Select and reproduce each line of the listing below that bears the string "的焦点为F".

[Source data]
==============================
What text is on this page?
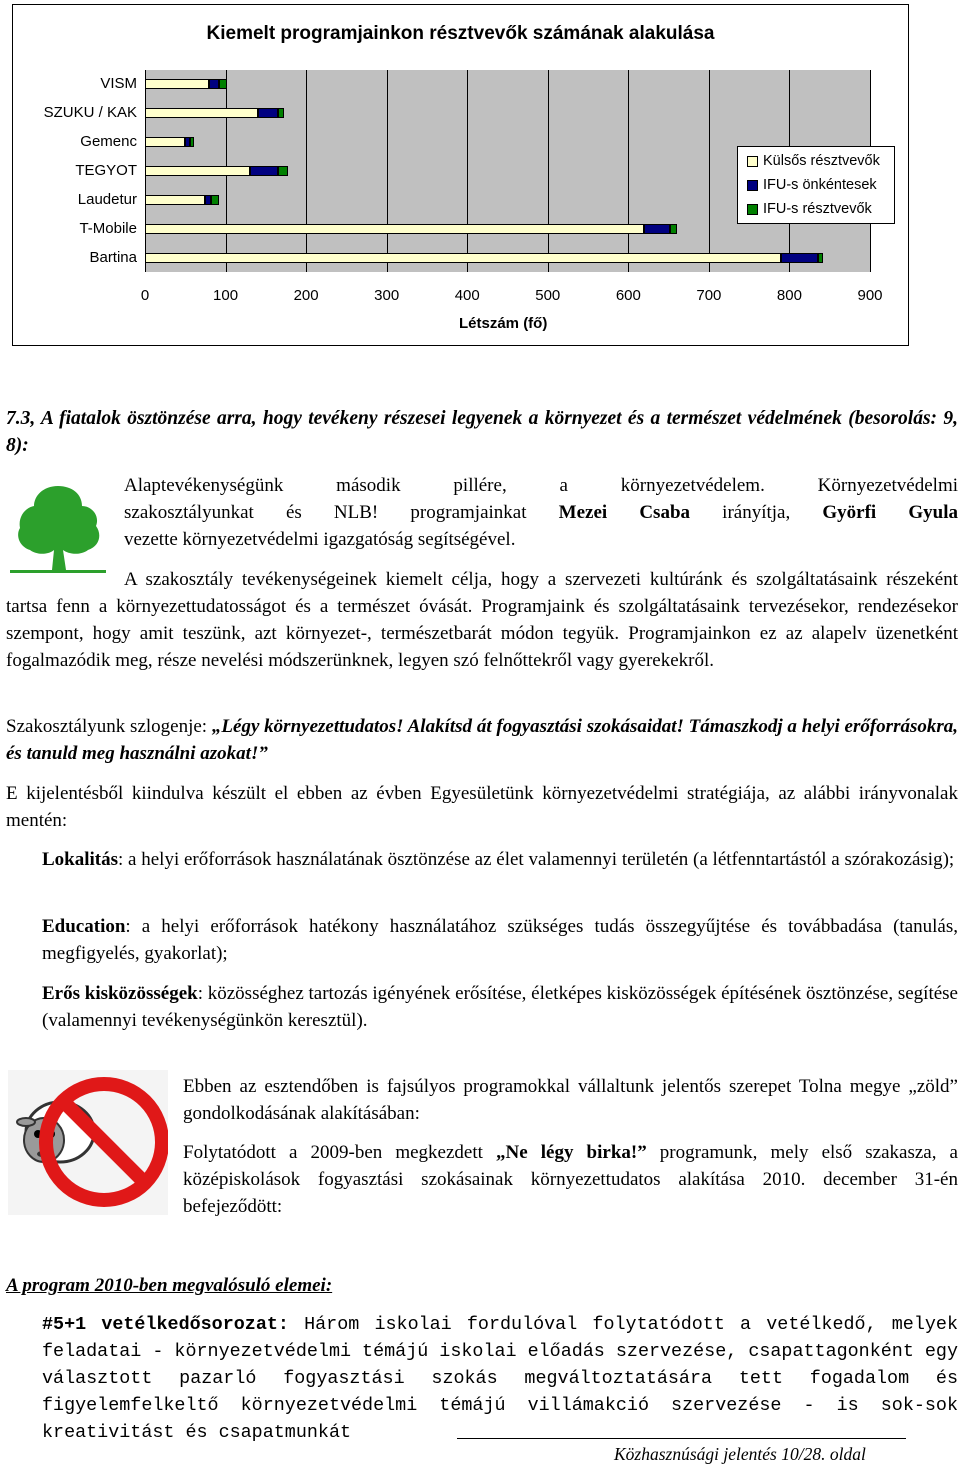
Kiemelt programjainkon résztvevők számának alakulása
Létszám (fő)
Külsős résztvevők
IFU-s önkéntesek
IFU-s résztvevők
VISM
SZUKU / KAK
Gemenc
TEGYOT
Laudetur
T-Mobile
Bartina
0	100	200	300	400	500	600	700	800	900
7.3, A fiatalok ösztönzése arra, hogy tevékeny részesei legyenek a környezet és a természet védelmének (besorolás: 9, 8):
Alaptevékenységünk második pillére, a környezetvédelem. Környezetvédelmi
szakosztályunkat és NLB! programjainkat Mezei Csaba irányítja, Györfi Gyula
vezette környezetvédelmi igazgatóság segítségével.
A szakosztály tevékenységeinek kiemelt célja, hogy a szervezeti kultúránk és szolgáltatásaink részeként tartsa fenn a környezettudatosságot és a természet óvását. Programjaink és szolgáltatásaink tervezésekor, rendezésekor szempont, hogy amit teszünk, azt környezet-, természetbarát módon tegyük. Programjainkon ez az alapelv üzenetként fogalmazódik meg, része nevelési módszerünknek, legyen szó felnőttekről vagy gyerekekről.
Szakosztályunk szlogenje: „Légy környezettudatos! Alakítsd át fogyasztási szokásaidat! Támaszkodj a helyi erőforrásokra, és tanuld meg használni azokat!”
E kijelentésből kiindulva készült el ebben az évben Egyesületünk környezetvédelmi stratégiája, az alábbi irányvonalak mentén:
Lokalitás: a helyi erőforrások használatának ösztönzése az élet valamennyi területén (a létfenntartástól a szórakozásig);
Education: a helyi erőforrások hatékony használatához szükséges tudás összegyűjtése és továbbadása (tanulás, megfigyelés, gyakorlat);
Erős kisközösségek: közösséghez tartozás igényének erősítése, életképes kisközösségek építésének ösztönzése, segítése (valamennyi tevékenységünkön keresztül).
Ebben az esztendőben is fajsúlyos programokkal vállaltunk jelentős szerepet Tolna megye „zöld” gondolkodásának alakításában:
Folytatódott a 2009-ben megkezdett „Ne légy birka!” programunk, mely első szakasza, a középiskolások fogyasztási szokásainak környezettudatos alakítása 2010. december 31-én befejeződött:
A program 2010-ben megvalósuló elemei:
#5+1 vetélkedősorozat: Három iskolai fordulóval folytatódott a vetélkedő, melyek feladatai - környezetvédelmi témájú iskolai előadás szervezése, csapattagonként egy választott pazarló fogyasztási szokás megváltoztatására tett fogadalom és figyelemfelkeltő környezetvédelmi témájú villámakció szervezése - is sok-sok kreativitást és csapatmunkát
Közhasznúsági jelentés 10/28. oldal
==============================
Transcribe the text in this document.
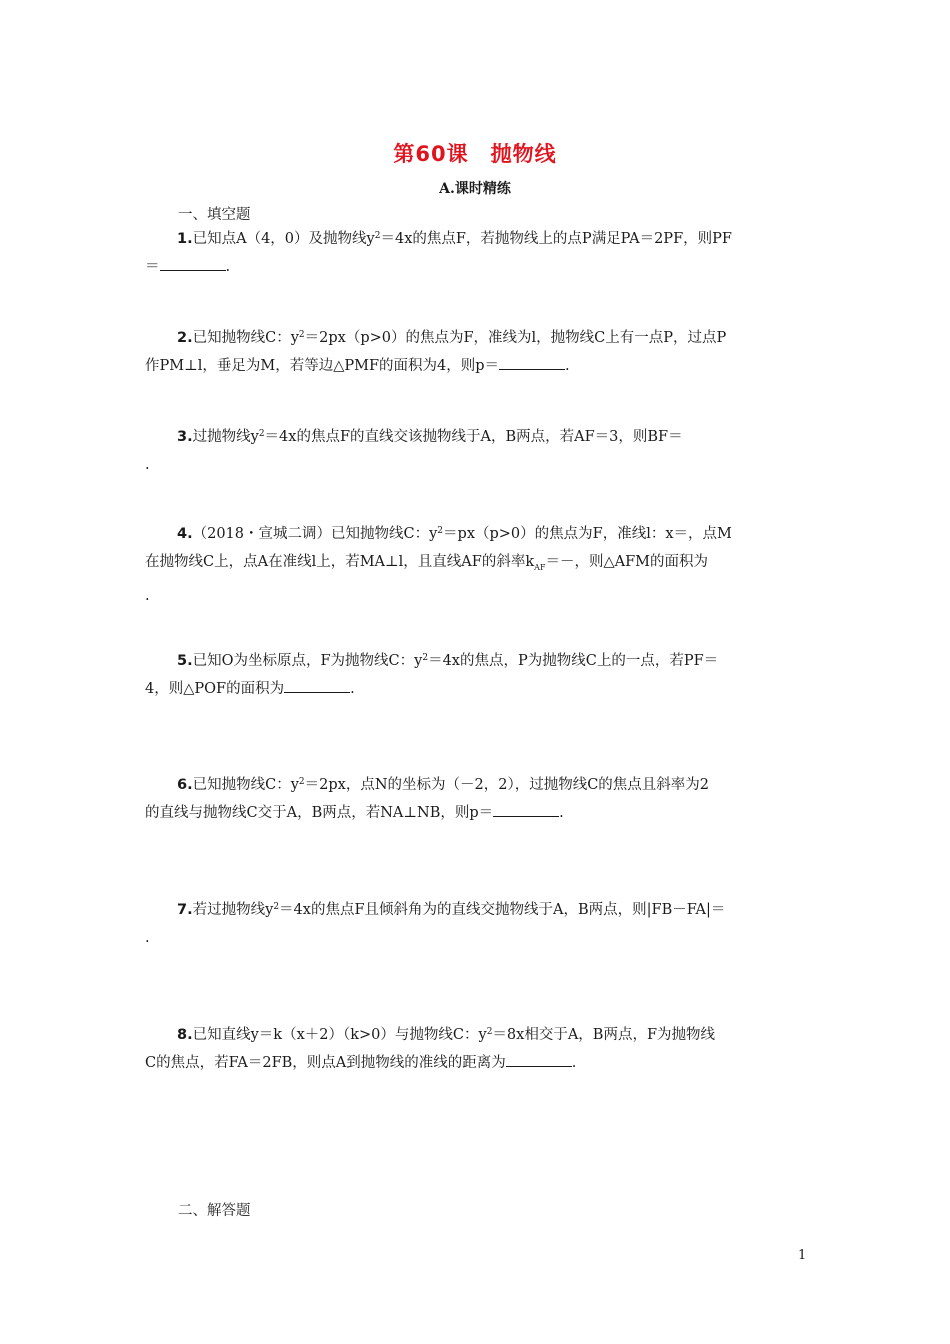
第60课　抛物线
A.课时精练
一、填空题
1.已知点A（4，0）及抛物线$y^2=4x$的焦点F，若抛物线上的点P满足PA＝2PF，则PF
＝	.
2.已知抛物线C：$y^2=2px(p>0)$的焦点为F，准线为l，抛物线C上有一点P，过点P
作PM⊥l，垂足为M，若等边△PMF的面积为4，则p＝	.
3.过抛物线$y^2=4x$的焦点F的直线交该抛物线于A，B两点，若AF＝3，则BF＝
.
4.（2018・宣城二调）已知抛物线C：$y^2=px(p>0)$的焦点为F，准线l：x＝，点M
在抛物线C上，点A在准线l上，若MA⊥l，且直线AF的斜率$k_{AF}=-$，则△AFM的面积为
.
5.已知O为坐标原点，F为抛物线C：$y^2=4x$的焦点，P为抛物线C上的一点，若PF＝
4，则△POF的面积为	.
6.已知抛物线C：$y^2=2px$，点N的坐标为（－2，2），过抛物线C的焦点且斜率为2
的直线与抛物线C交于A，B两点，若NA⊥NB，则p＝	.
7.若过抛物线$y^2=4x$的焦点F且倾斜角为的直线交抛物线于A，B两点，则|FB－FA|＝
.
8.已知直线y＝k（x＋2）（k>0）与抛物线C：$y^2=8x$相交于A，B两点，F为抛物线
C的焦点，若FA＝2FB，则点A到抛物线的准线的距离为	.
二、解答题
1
==============================
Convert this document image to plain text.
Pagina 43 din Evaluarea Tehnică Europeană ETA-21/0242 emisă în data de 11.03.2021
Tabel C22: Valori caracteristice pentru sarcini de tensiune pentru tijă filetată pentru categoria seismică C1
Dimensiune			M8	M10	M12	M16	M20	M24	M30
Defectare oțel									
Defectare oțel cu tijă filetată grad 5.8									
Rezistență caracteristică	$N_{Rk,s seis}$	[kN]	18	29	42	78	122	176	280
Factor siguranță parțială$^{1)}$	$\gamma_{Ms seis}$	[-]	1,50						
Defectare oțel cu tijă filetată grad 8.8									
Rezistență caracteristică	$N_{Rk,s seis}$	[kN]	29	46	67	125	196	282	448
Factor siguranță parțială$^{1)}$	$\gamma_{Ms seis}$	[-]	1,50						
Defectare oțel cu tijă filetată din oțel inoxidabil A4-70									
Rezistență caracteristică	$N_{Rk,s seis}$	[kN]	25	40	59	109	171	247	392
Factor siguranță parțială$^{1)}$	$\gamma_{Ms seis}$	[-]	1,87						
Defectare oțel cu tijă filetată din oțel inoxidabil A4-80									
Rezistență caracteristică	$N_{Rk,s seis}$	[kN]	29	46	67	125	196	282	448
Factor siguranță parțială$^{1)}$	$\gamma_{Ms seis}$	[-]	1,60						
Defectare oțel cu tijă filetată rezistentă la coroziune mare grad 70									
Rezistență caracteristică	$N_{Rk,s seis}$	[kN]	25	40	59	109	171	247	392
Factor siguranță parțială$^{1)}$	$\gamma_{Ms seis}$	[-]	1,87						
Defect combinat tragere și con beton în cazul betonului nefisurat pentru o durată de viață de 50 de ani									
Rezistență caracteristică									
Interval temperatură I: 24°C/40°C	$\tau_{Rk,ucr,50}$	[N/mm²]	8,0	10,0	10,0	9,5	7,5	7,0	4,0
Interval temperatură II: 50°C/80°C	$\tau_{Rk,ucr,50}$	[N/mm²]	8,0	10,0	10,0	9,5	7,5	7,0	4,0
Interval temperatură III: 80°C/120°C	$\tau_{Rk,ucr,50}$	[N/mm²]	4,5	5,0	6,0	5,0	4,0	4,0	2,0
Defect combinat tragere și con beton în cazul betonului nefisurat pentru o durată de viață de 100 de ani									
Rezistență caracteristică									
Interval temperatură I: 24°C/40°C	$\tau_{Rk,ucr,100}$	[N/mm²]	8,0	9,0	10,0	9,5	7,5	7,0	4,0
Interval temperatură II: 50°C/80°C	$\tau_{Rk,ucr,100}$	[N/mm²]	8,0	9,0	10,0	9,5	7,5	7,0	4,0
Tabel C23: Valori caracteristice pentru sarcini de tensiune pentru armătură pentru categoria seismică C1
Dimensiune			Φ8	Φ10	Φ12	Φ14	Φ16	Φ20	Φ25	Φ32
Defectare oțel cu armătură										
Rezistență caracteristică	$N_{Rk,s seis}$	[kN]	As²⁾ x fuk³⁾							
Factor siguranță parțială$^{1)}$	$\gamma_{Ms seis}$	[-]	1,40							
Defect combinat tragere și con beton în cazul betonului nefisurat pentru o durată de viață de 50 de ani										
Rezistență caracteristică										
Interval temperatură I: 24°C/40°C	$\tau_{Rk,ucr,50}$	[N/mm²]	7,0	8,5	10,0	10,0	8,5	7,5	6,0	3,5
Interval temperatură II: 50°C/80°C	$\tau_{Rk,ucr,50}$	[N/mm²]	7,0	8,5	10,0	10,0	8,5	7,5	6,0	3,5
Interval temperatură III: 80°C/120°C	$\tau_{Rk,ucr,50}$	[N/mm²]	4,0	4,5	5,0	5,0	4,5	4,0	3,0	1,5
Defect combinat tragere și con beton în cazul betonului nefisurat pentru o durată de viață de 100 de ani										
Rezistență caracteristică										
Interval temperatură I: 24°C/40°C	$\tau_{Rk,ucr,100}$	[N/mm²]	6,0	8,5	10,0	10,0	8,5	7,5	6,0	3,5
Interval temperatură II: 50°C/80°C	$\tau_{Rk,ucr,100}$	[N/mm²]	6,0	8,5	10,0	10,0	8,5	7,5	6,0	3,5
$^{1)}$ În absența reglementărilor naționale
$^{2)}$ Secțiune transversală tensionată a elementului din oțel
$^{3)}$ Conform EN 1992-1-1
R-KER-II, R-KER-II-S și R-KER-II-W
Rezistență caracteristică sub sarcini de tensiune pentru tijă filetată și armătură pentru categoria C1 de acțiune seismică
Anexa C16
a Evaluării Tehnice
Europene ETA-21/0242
==============================
» EXERCISE ANSWER
2.已知抛物线C：$y^2=2px(p>0)$的焦点为F，准线为l，抛物线C上有一点P，过点P
4.（2018・宣城二调）已知抛物线C：$y^2=px(p>0)$的焦点为F，准线l：x＝，点M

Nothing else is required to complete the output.